Copy down every line where the string "m₁²υ²" shows up.

(Data records)
# # # # #

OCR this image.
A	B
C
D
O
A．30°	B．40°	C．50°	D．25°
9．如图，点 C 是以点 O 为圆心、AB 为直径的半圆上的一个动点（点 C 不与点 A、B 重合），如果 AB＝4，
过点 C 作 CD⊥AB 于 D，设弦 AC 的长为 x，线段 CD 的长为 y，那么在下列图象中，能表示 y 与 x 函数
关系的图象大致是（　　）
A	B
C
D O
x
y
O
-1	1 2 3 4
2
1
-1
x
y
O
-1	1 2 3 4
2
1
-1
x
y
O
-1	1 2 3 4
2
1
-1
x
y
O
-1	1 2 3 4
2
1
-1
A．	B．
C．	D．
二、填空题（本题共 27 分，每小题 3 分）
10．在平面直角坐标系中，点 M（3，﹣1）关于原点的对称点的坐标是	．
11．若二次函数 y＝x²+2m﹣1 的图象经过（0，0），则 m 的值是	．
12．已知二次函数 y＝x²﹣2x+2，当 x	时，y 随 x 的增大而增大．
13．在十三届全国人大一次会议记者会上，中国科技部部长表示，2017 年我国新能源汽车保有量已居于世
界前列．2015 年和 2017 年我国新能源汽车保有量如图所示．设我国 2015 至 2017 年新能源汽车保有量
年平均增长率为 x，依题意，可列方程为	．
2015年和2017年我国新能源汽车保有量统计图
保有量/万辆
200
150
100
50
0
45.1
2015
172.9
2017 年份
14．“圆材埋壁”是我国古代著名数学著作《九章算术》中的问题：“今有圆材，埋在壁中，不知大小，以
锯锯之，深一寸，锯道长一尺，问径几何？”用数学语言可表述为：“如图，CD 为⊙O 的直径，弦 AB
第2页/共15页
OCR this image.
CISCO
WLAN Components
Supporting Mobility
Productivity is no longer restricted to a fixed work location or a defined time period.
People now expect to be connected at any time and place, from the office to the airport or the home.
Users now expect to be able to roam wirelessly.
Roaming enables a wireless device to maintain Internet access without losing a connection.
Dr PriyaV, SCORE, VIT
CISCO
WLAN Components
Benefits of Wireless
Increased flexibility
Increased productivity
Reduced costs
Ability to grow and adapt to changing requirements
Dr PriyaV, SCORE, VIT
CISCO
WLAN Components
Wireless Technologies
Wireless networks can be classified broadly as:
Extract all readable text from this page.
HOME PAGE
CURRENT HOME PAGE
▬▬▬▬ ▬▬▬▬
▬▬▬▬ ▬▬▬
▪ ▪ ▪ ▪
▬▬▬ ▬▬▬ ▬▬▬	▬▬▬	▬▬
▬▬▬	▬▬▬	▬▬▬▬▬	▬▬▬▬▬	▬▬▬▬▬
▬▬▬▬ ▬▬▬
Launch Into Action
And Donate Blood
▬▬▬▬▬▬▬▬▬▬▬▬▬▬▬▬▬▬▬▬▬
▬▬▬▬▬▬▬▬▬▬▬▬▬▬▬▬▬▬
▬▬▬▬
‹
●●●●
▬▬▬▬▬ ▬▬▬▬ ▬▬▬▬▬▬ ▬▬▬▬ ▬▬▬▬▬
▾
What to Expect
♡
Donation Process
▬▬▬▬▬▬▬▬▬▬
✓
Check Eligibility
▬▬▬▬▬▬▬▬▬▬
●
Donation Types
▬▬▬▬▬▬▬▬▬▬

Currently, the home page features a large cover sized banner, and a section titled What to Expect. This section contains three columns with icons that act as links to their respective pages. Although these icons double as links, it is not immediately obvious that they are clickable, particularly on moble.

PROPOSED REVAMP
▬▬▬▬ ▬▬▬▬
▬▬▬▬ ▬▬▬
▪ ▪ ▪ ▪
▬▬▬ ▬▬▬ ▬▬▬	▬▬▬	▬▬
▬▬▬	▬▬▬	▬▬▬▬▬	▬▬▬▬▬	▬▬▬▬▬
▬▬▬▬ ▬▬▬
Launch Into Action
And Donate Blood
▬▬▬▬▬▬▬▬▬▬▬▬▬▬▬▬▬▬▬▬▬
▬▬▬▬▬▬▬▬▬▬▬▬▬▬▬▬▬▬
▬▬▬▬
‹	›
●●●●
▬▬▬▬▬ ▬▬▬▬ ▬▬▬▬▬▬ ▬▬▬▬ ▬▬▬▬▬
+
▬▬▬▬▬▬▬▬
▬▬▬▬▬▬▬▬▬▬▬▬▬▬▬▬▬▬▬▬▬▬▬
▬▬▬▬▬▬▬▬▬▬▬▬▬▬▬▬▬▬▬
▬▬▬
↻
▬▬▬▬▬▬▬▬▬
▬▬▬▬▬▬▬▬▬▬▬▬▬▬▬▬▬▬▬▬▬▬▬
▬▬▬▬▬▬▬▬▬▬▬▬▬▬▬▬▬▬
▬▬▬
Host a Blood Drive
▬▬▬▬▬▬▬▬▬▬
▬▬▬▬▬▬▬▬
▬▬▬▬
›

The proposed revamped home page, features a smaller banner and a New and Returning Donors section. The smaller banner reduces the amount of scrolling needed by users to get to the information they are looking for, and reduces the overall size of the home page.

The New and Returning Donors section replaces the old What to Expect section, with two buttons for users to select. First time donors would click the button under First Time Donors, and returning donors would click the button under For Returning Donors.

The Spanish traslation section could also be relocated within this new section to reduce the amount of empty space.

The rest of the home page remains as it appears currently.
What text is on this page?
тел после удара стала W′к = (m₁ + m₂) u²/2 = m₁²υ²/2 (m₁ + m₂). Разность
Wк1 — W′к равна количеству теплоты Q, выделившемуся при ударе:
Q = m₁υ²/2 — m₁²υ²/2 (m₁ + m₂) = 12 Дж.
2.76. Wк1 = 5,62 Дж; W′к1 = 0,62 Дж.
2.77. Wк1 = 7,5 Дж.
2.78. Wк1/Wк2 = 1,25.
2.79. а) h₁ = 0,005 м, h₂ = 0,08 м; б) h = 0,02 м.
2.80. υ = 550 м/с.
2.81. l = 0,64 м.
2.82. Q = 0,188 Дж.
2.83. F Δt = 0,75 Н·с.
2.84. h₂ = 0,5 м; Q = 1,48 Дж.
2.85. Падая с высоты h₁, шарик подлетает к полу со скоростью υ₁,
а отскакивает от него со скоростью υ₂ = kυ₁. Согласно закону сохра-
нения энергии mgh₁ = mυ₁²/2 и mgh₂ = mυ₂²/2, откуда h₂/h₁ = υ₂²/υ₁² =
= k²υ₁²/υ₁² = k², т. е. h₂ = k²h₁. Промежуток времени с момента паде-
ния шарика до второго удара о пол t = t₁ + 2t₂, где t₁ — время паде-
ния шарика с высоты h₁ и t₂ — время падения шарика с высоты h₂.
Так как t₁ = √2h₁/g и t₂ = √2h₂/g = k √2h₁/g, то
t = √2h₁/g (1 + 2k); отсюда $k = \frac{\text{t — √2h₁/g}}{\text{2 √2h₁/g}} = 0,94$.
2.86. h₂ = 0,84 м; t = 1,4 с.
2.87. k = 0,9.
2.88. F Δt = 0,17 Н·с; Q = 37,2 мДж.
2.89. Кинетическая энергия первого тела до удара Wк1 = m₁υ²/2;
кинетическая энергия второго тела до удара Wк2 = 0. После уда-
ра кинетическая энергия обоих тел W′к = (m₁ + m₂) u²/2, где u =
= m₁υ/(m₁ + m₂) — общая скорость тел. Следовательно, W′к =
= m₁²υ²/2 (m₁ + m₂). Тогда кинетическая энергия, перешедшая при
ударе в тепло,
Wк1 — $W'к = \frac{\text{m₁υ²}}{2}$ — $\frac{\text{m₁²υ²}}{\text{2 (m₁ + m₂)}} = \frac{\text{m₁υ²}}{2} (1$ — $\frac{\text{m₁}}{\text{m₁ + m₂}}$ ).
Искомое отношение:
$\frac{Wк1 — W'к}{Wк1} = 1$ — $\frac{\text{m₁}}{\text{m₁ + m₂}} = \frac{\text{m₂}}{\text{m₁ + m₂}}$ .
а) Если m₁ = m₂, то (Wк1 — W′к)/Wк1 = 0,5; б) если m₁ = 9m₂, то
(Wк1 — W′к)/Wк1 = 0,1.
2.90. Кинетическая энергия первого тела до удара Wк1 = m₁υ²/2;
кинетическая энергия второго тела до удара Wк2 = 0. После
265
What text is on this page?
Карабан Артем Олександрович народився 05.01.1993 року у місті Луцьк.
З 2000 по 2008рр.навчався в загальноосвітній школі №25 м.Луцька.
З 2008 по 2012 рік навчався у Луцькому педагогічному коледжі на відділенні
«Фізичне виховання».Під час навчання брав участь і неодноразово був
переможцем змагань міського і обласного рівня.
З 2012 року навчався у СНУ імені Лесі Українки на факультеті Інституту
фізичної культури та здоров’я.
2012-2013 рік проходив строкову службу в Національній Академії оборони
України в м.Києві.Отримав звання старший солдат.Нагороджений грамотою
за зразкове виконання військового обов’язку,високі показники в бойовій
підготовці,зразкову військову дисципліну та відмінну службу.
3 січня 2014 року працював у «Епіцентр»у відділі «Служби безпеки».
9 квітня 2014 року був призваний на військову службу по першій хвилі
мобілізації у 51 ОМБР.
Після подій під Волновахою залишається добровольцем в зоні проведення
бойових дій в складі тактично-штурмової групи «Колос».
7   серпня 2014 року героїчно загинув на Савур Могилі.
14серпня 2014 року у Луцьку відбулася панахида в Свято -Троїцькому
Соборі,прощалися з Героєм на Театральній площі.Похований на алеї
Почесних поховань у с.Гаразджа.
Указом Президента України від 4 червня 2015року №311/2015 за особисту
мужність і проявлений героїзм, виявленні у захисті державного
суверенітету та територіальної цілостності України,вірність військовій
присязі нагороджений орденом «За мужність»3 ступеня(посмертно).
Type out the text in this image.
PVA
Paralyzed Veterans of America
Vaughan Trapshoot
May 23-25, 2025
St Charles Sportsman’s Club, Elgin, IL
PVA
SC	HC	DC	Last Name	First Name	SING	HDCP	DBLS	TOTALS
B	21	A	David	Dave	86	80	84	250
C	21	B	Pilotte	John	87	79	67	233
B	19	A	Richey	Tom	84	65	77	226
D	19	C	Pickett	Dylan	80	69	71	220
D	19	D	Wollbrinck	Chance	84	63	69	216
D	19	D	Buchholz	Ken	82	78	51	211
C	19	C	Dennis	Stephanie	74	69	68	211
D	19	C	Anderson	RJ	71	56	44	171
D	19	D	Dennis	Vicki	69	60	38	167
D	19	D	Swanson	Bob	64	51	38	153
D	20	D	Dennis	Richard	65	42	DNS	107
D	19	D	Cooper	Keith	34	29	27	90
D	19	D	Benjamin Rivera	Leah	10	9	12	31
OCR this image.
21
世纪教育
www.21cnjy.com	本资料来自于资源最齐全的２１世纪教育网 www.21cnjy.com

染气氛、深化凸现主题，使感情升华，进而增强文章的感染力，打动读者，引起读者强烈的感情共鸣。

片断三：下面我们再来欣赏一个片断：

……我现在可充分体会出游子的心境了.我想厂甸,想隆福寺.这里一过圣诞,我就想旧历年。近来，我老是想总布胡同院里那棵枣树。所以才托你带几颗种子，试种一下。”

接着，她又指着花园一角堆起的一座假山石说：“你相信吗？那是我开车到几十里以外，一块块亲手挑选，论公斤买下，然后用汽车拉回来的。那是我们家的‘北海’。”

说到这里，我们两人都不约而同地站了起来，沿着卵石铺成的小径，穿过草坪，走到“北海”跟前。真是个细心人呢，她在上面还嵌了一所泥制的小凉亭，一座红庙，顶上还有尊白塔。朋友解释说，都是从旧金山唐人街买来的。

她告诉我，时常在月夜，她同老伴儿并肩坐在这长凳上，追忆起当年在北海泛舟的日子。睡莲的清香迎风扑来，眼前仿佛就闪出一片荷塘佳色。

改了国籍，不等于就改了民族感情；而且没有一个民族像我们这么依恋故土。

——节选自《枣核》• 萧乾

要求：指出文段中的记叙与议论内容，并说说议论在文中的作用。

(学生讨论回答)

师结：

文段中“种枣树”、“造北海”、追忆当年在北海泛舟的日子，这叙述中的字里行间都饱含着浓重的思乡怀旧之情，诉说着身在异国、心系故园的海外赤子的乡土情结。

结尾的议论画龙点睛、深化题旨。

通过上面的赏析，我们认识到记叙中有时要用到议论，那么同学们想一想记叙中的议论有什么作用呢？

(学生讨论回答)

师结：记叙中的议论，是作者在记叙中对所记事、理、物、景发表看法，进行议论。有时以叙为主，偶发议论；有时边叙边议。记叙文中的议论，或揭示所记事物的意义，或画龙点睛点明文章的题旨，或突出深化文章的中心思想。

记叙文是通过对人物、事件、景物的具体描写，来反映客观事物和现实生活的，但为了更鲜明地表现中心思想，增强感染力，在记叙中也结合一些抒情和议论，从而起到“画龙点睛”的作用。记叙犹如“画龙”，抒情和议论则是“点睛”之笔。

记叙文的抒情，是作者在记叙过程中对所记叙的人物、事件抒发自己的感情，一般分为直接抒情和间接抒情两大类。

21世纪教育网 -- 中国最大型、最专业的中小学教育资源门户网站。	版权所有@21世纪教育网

# # # # #

Answer for this exercise —
тел после удара стала W′к = (m₁ + m₂) u²/2 = m₁²υ²/2 (m₁ + m₂). Разность
Q = m₁υ²/2 — m₁²υ²/2 (m₁ + m₂) = 12 Дж.
= m₁²υ²/2 (m₁ + m₂). Тогда кинетическая энергия, перешедшая при
Wк1 — $W'к = \frac{\text{m₁υ²}}{2}$ — $\frac{\text{m₁²υ²}}{\text{2 (m₁ + m₂)}} = \frac{\text{m₁υ²}}{2} (1$ — $\frac{\text{m₁}}{\text{m₁ + m₂}}$ ).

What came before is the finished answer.